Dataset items
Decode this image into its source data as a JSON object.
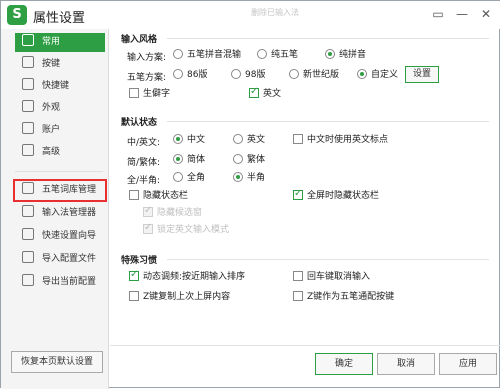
{
  "window": {
    "title": "属性设置",
    "faded_title": "删除已输入法"
  },
  "sidebar": {
    "items": [
      {
        "label": "常用",
        "icon": "general-icon"
      },
      {
        "label": "按键",
        "icon": "key-icon"
      },
      {
        "label": "快捷键",
        "icon": "shortcut-icon"
      },
      {
        "label": "外观",
        "icon": "appearance-icon"
      },
      {
        "label": "账户",
        "icon": "account-icon"
      },
      {
        "label": "高级",
        "icon": "advanced-icon"
      }
    ],
    "tools": [
      {
        "label": "五笔词库管理",
        "icon": "dictionary-icon"
      },
      {
        "label": "输入法管理器",
        "icon": "ime-manager-icon"
      },
      {
        "label": "快速设置向导",
        "icon": "wizard-icon"
      },
      {
        "label": "导入配置文件",
        "icon": "import-icon"
      },
      {
        "label": "导出当前配置",
        "icon": "export-icon"
      }
    ],
    "restore_label": "恢复本页默认设置"
  },
  "input_style": {
    "heading": "输入风格",
    "scheme_label": "输入方案:",
    "schemes": [
      "五笔拼音混输",
      "纯五笔",
      "纯拼音"
    ],
    "wubi_label": "五笔方案:",
    "wubi": [
      "86版",
      "98版",
      "新世纪版",
      "自定义"
    ],
    "settings_btn": "设置",
    "checks": [
      "生僻字",
      "英文"
    ]
  },
  "default_state": {
    "heading": "默认状态",
    "cn_en_label": "中/英文:",
    "cn_en": [
      "中文",
      "英文"
    ],
    "cn_en_check": "中文时使用英文标点",
    "simp_trad_label": "简/繁体:",
    "simp_trad": [
      "简体",
      "繁体"
    ],
    "width_label": "全/半角:",
    "width": [
      "全角",
      "半角"
    ],
    "hide_status": "隐藏状态栏",
    "fullscreen_hide": "全屏时隐藏状态栏",
    "disabled1": "隐藏候选窗",
    "disabled2": "锁定英文输入模式"
  },
  "special": {
    "heading": "特殊习惯",
    "dynamic": "动态调频:按近期输入排序",
    "recall": "回车键取消输入",
    "z_repeat": "Z键复制上次上屏内容",
    "z_key": "Z键作为五笔通配按键"
  },
  "footer": {
    "ok": "确定",
    "cancel": "取消",
    "apply": "应用"
  }
}
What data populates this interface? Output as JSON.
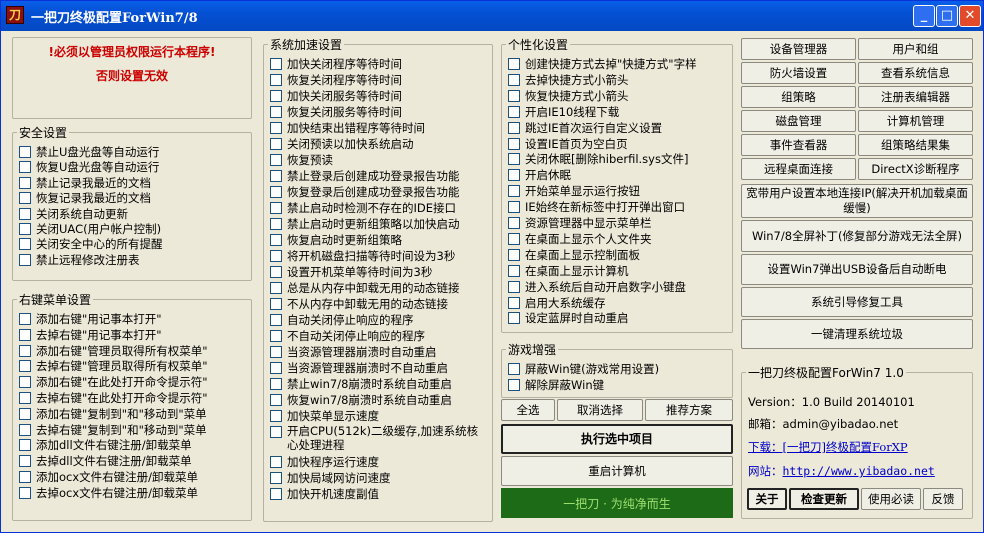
{
  "window": {
    "title": "一把刀终极配置ForWin7/8",
    "icon_glyph": "刀",
    "min": "_",
    "max": "□",
    "close": "✕"
  },
  "warning": {
    "line1": "!必须以管理员权限运行本程序!",
    "line2": "否则设置无效"
  },
  "security": {
    "legend": "安全设置",
    "items": [
      "禁止U盘光盘等自动运行",
      "恢复U盘光盘等自动运行",
      "禁止记录我最近的文档",
      "恢复记录我最近的文档",
      "关闭系统自动更新",
      "关闭UAC(用户帐户控制)",
      "关闭安全中心的所有提醒",
      "禁止远程修改注册表"
    ]
  },
  "context_menu": {
    "legend": "右键菜单设置",
    "items": [
      "添加右键\"用记事本打开\"",
      "去掉右键\"用记事本打开\"",
      "添加右键\"管理员取得所有权菜单\"",
      "去掉右键\"管理员取得所有权菜单\"",
      "添加右键\"在此处打开命令提示符\"",
      "去掉右键\"在此处打开命令提示符\"",
      "添加右键\"复制到\"和\"移动到\"菜单",
      "去掉右键\"复制到\"和\"移动到\"菜单",
      "添加dll文件右键注册/卸载菜单",
      "去掉dll文件右键注册/卸载菜单",
      "添加ocx文件右键注册/卸载菜单",
      "去掉ocx文件右键注册/卸载菜单"
    ]
  },
  "speedup": {
    "legend": "系统加速设置",
    "items": [
      "加快关闭程序等待时间",
      "恢复关闭程序等待时间",
      "加快关闭服务等待时间",
      "恢复关闭服务等待时间",
      "加快结束出错程序等待时间",
      "关闭预读以加快系统启动",
      "恢复预读",
      "禁止登录后创建成功登录报告功能",
      "恢复登录后创建成功登录报告功能",
      "禁止启动时检测不存在的IDE接口",
      "禁止启动时更新组策略以加快启动",
      "恢复启动时更新组策略",
      "将开机磁盘扫描等待时间设为3秒",
      "设置开机菜单等待时间为3秒",
      "总是从内存中卸载无用的动态链接",
      "不从内存中卸载无用的动态链接",
      "自动关闭停止响应的程序",
      "不自动关闭停止响应的程序",
      "当资源管理器崩溃时自动重启",
      "当资源管理器崩溃时不自动重启",
      "禁止win7/8崩溃时系统自动重启",
      "恢复win7/8崩溃时系统自动重启",
      "加快菜单显示速度",
      "开启CPU(512k)二级缓存,加速系统核心处理进程",
      "加快程序运行速度",
      "加快局域网访问速度",
      "加快开机速度副值"
    ]
  },
  "personal": {
    "legend": "个性化设置",
    "items": [
      "创建快捷方式去掉\"快捷方式\"字样",
      "去掉快捷方式小箭头",
      "恢复快捷方式小箭头",
      "开启IE10线程下载",
      "跳过IE首次运行自定义设置",
      "设置IE首页为空白页",
      "关闭休眠[删除hiberfil.sys文件]",
      "开启休眠",
      "开始菜单显示运行按钮",
      "IE始终在新标签中打开弹出窗口",
      "资源管理器中显示菜单栏",
      "在桌面上显示个人文件夹",
      "在桌面上显示控制面板",
      "在桌面上显示计算机",
      "进入系统后自动开启数字小键盘",
      "启用大系统缓存",
      "设定蓝屏时自动重启"
    ]
  },
  "game": {
    "legend": "游戏增强",
    "items": [
      "屏蔽Win键(游戏常用设置)",
      "解除屏蔽Win键"
    ]
  },
  "actions": {
    "select_all": "全选",
    "deselect": "取消选择",
    "recommend": "推荐方案",
    "execute": "执行选中项目",
    "restart": "重启计算机"
  },
  "slogan": "一把刀 · 为纯净而生",
  "tools": [
    "设备管理器",
    "用户和组",
    "防火墙设置",
    "查看系统信息",
    "组策略",
    "注册表编辑器",
    "磁盘管理",
    "计算机管理",
    "事件查看器",
    "组策略结果集",
    "远程桌面连接",
    "DirectX诊断程序"
  ],
  "wide_tools": [
    "宽带用户设置本地连接IP(解决开机加载桌面缓慢)",
    "Win7/8全屏补丁(修复部分游戏无法全屏)",
    "设置Win7弹出USB设备后自动断电",
    "系统引导修复工具",
    "一键清理系统垃圾"
  ],
  "info": {
    "legend": "一把刀终极配置ForWin7 1.0",
    "version": "Version：1.0   Build 20140101",
    "email": "邮箱：admin@yibadao.net",
    "download": "下载：[一把刀]终极配置ForXP",
    "site_label": "网站：",
    "site_url": "http://www.yibadao.net",
    "about": "关于",
    "update": "检查更新",
    "must_read": "使用必读",
    "feedback": "反馈"
  },
  "colors": {
    "title_bar": "#0450d3",
    "warning": "#cc0000",
    "slogan_bg": "#1e6b17",
    "slogan_fg": "#9ee070",
    "link": "#0000c8"
  }
}
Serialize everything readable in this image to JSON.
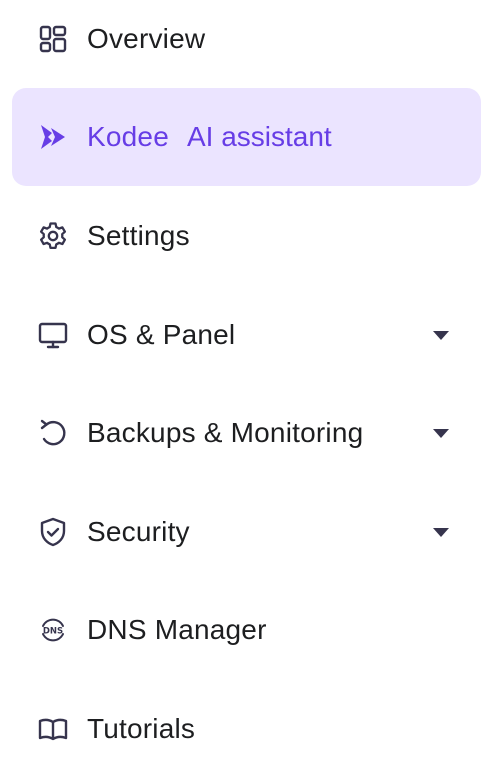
{
  "sidebar": {
    "items": [
      {
        "label": "Overview",
        "icon": "overview-grid-icon"
      },
      {
        "label": "Kodee",
        "sublabel": "AI assistant",
        "icon": "kodee-icon",
        "active": true
      },
      {
        "label": "Settings",
        "icon": "gear-icon"
      },
      {
        "label": "OS & Panel",
        "icon": "monitor-icon",
        "expandable": true
      },
      {
        "label": "Backups & Monitoring",
        "icon": "restore-icon",
        "expandable": true
      },
      {
        "label": "Security",
        "icon": "shield-check-icon",
        "expandable": true
      },
      {
        "label": "DNS Manager",
        "icon": "dns-icon"
      },
      {
        "label": "Tutorials",
        "icon": "book-icon"
      }
    ]
  },
  "colors": {
    "accent": "#673de6",
    "active_bg": "#ebe4ff",
    "text": "#1d1e20",
    "icon": "#36344d"
  }
}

▸ **GIVEN REQUEST**: Identify every line holding the word "去掉右键" and copy it out.

▸ **COMPLETED TASK**:
      "去掉右键\"用记事本打开\"",
      "去掉右键\"管理员取得所有权菜单\"",
      "去掉右键\"在此处打开命令提示符\"",
      "去掉右键\"复制到\"和\"移动到\"菜单",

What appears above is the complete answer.